[Written instruction]:
Quote the records that follow in full and exactly; leave out the pictures.

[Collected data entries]
--- Begin ---
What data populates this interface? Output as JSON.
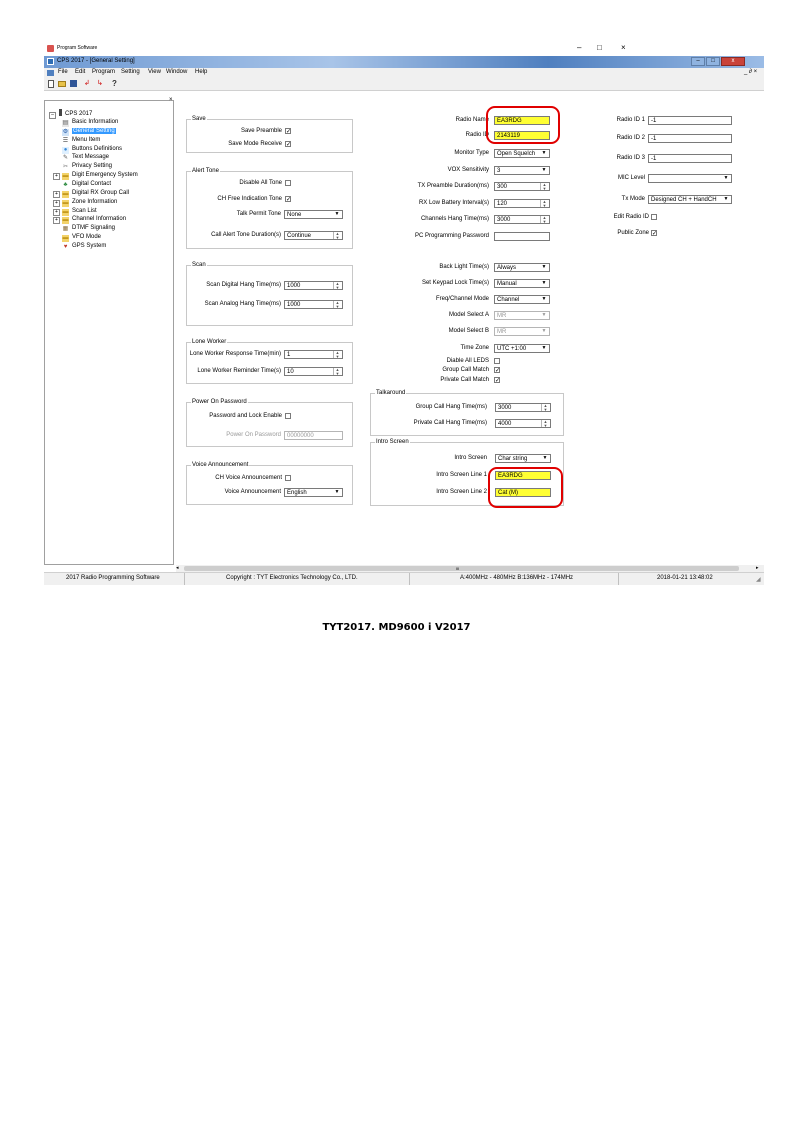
{
  "outer_window": {
    "title": "Program Software",
    "controls": [
      "–",
      "□",
      "×"
    ]
  },
  "app_window": {
    "title": "CPS 2017 - [General Setting]"
  },
  "menu": [
    "File",
    "Edit",
    "Program",
    "Setting",
    "View",
    "Window",
    "Help"
  ],
  "mdi_controls": "_ ∂ ×",
  "toolbar_icons": [
    "new-file-icon",
    "open-folder-icon",
    "save-icon",
    "read-radio-icon",
    "write-radio-icon",
    "help-icon"
  ],
  "tree": {
    "root": "CPS 2017",
    "items": [
      {
        "label": "Basic Information",
        "icon": "doc"
      },
      {
        "label": "General Setting",
        "icon": "gear",
        "selected": true
      },
      {
        "label": "Menu Item",
        "icon": "menu"
      },
      {
        "label": "Buttons Definitions",
        "icon": "button"
      },
      {
        "label": "Text Message",
        "icon": "msg"
      },
      {
        "label": "Privacy Setting",
        "icon": "key"
      },
      {
        "label": "Digit Emergency System",
        "icon": "folder"
      },
      {
        "label": "Digital Contact",
        "icon": "contact"
      },
      {
        "label": "Digital RX Group Call",
        "icon": "folder"
      },
      {
        "label": "Zone Information",
        "icon": "folder"
      },
      {
        "label": "Scan List",
        "icon": "folder"
      },
      {
        "label": "Channel Information",
        "icon": "folder"
      },
      {
        "label": "DTMF Signaling",
        "icon": "dtmf"
      },
      {
        "label": "VFO Mode",
        "icon": "folder"
      },
      {
        "label": "GPS System",
        "icon": "gps"
      }
    ]
  },
  "save_group": {
    "title": "Save",
    "save_preamble": "Save Preamble",
    "save_preamble_checked": true,
    "save_mode_receive": "Save Mode Receive",
    "save_mode_receive_checked": true
  },
  "alert_group": {
    "title": "Alert Tone",
    "disable_all_tone": "Disable All Tone",
    "disable_all_tone_checked": false,
    "ch_free": "CH Free Indication Tone",
    "ch_free_checked": true,
    "talk_permit_label": "Talk Permit Tone",
    "talk_permit_value": "None",
    "call_alert_label": "Call Alert Tone Duration(s)",
    "call_alert_value": "Continue"
  },
  "scan_group": {
    "title": "Scan",
    "digital_label": "Scan Digital Hang Time(ms)",
    "digital_value": "1000",
    "analog_label": "Scan Analog Hang Time(ms)",
    "analog_value": "1000"
  },
  "lone_group": {
    "title": "Lone Worker",
    "response_label": "Lone Worker Response Time(min)",
    "response_value": "1",
    "reminder_label": "Lone Worker Reminder Time(s)",
    "reminder_value": "10"
  },
  "power_group": {
    "title": "Power On Password",
    "lock_label": "Password and Lock Enable",
    "lock_checked": false,
    "password_label": "Power On Password",
    "password_value": "00000000"
  },
  "voice_group": {
    "title": "Voice Announcement",
    "ch_voice_label": "CH Voice Announcement",
    "ch_voice_checked": false,
    "voice_label": "Voice Announcement",
    "voice_value": "English"
  },
  "middle": {
    "radio_name_label": "Radio Name",
    "radio_name_value": "EA3RDG",
    "radio_id_label": "Radio ID",
    "radio_id_value": "2143119",
    "monitor_type_label": "Monitor Type",
    "monitor_type_value": "Open Squelch",
    "vox_label": "VOX Sensitivity",
    "vox_value": "3",
    "tx_preamble_label": "TX Preamble Duration(ms)",
    "tx_preamble_value": "300",
    "rx_battery_label": "RX Low Battery Interval(s)",
    "rx_battery_value": "120",
    "channels_hang_label": "Channels Hang Time(ms)",
    "channels_hang_value": "3000",
    "pc_password_label": "PC Programming Password",
    "pc_password_value": "",
    "backlight_label": "Back Light Time(s)",
    "backlight_value": "Always",
    "keypad_lock_label": "Set Keypad Lock Time(s)",
    "keypad_lock_value": "Manual",
    "freq_mode_label": "Freq/Channel Mode",
    "freq_mode_value": "Channel",
    "model_a_label": "Model Select A",
    "model_a_value": "MR",
    "model_b_label": "Model Select B",
    "model_b_value": "MR",
    "time_zone_label": "Time Zone",
    "time_zone_value": "UTC +1:00",
    "disable_leds_label": "Diable All LEDS",
    "disable_leds_checked": false,
    "group_call_match_label": "Group Call Match",
    "group_call_match_checked": true,
    "private_call_match_label": "Private Call Match",
    "private_call_match_checked": true
  },
  "talkaround_group": {
    "title": "Talkaround",
    "group_hang_label": "Group Call Hang Time(ms)",
    "group_hang_value": "3000",
    "private_hang_label": "Private Call Hang Time(ms)",
    "private_hang_value": "4000"
  },
  "intro_group": {
    "title": "Intro Screen",
    "intro_label": "Intro Screen",
    "intro_value": "Char string",
    "line1_label": "Intro Screen Line 1",
    "line1_value": "EA3RDG",
    "line2_label": "Intro Screen Line 2",
    "line2_value": "Cat (M)"
  },
  "right": {
    "radio_id1_label": "Radio ID 1",
    "radio_id1_value": "-1",
    "radio_id2_label": "Radio ID 2",
    "radio_id2_value": "-1",
    "radio_id3_label": "Radio ID 3",
    "radio_id3_value": "-1",
    "mic_level_label": "MIC Level",
    "mic_level_value": "",
    "tx_mode_label": "Tx Mode",
    "tx_mode_value": "Designed CH + HandCH",
    "edit_radio_id_label": "Edit Radio ID",
    "edit_radio_id_checked": false,
    "public_zone_label": "Public Zone",
    "public_zone_checked": true
  },
  "scrollbar": {
    "thumb_text": "III"
  },
  "status_bar": {
    "app": "2017 Radio Programming Software",
    "copyright": "Copyright : TYT Electronics Technology Co., LTD.",
    "band": "A:400MHz - 480MHz B:136MHz - 174MHz",
    "datetime": "2018-01-21 13:48:02"
  },
  "caption": "TYT2017. MD9600 i V2017",
  "colors": {
    "highlight": "#ffff33",
    "annotation": "#e00000",
    "selection": "#3399ff",
    "titlebar": "#5a86c4"
  }
}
--- End ---
[Correct response]:
What data populates this interface? Output as JSON.
{
  "outer_window": {
    "title": "Program Software",
    "controls": [
      "–",
      "□",
      "×"
    ]
  },
  "app_window": {
    "title": "CPS 2017 - [General Setting]"
  },
  "menu": [
    "File",
    "Edit",
    "Program",
    "Setting",
    "View",
    "Window",
    "Help"
  ],
  "mdi_controls": "_ ∂ ×",
  "toolbar_icons": [
    "new-file-icon",
    "open-folder-icon",
    "save-icon",
    "read-radio-icon",
    "write-radio-icon",
    "help-icon"
  ],
  "tree": {
    "root": "CPS 2017",
    "items": [
      {
        "label": "Basic Information",
        "icon": "doc"
      },
      {
        "label": "General Setting",
        "icon": "gear",
        "selected": true
      },
      {
        "label": "Menu Item",
        "icon": "menu"
      },
      {
        "label": "Buttons Definitions",
        "icon": "button"
      },
      {
        "label": "Text Message",
        "icon": "msg"
      },
      {
        "label": "Privacy Setting",
        "icon": "key"
      },
      {
        "label": "Digit Emergency System",
        "icon": "folder"
      },
      {
        "label": "Digital Contact",
        "icon": "contact"
      },
      {
        "label": "Digital RX Group Call",
        "icon": "folder"
      },
      {
        "label": "Zone Information",
        "icon": "folder"
      },
      {
        "label": "Scan List",
        "icon": "folder"
      },
      {
        "label": "Channel Information",
        "icon": "folder"
      },
      {
        "label": "DTMF Signaling",
        "icon": "dtmf"
      },
      {
        "label": "VFO Mode",
        "icon": "folder"
      },
      {
        "label": "GPS System",
        "icon": "gps"
      }
    ]
  },
  "save_group": {
    "title": "Save",
    "save_preamble": "Save Preamble",
    "save_preamble_checked": true,
    "save_mode_receive": "Save Mode Receive",
    "save_mode_receive_checked": true
  },
  "alert_group": {
    "title": "Alert Tone",
    "disable_all_tone": "Disable All Tone",
    "disable_all_tone_checked": false,
    "ch_free": "CH Free Indication Tone",
    "ch_free_checked": true,
    "talk_permit_label": "Talk Permit Tone",
    "talk_permit_value": "None",
    "call_alert_label": "Call Alert Tone Duration(s)",
    "call_alert_value": "Continue"
  },
  "scan_group": {
    "title": "Scan",
    "digital_label": "Scan Digital Hang Time(ms)",
    "digital_value": "1000",
    "analog_label": "Scan Analog Hang Time(ms)",
    "analog_value": "1000"
  },
  "lone_group": {
    "title": "Lone Worker",
    "response_label": "Lone Worker Response Time(min)",
    "response_value": "1",
    "reminder_label": "Lone Worker Reminder Time(s)",
    "reminder_value": "10"
  },
  "power_group": {
    "title": "Power On Password",
    "lock_label": "Password and Lock Enable",
    "lock_checked": false,
    "password_label": "Power On Password",
    "password_value": "00000000"
  },
  "voice_group": {
    "title": "Voice Announcement",
    "ch_voice_label": "CH Voice Announcement",
    "ch_voice_checked": false,
    "voice_label": "Voice Announcement",
    "voice_value": "English"
  },
  "middle": {
    "radio_name_label": "Radio Name",
    "radio_name_value": "EA3RDG",
    "radio_id_label": "Radio ID",
    "radio_id_value": "2143119",
    "monitor_type_label": "Monitor Type",
    "monitor_type_value": "Open Squelch",
    "vox_label": "VOX Sensitivity",
    "vox_value": "3",
    "tx_preamble_label": "TX Preamble Duration(ms)",
    "tx_preamble_value": "300",
    "rx_battery_label": "RX Low Battery Interval(s)",
    "rx_battery_value": "120",
    "channels_hang_label": "Channels Hang Time(ms)",
    "channels_hang_value": "3000",
    "pc_password_label": "PC Programming Password",
    "pc_password_value": "",
    "backlight_label": "Back Light Time(s)",
    "backlight_value": "Always",
    "keypad_lock_label": "Set Keypad Lock Time(s)",
    "keypad_lock_value": "Manual",
    "freq_mode_label": "Freq/Channel Mode",
    "freq_mode_value": "Channel",
    "model_a_label": "Model Select A",
    "model_a_value": "MR",
    "model_b_label": "Model Select B",
    "model_b_value": "MR",
    "time_zone_label": "Time Zone",
    "time_zone_value": "UTC +1:00",
    "disable_leds_label": "Diable All LEDS",
    "disable_leds_checked": false,
    "group_call_match_label": "Group Call Match",
    "group_call_match_checked": true,
    "private_call_match_label": "Private Call Match",
    "private_call_match_checked": true
  },
  "talkaround_group": {
    "title": "Talkaround",
    "group_hang_label": "Group Call Hang Time(ms)",
    "group_hang_value": "3000",
    "private_hang_label": "Private Call Hang Time(ms)",
    "private_hang_value": "4000"
  },
  "intro_group": {
    "title": "Intro Screen",
    "intro_label": "Intro Screen",
    "intro_value": "Char string",
    "line1_label": "Intro Screen Line 1",
    "line1_value": "EA3RDG",
    "line2_label": "Intro Screen Line 2",
    "line2_value": "Cat (M)"
  },
  "right": {
    "radio_id1_label": "Radio ID 1",
    "radio_id1_value": "-1",
    "radio_id2_label": "Radio ID 2",
    "radio_id2_value": "-1",
    "radio_id3_label": "Radio ID 3",
    "radio_id3_value": "-1",
    "mic_level_label": "MIC Level",
    "mic_level_value": "",
    "tx_mode_label": "Tx Mode",
    "tx_mode_value": "Designed CH + HandCH",
    "edit_radio_id_label": "Edit Radio ID",
    "edit_radio_id_checked": false,
    "public_zone_label": "Public Zone",
    "public_zone_checked": true
  },
  "scrollbar": {
    "thumb_text": "III"
  },
  "status_bar": {
    "app": "2017 Radio Programming Software",
    "copyright": "Copyright : TYT Electronics Technology Co., LTD.",
    "band": "A:400MHz - 480MHz B:136MHz - 174MHz",
    "datetime": "2018-01-21 13:48:02"
  },
  "caption": "TYT2017. MD9600 i V2017",
  "colors": {
    "highlight": "#ffff33",
    "annotation": "#e00000",
    "selection": "#3399ff",
    "titlebar": "#5a86c4"
  }
}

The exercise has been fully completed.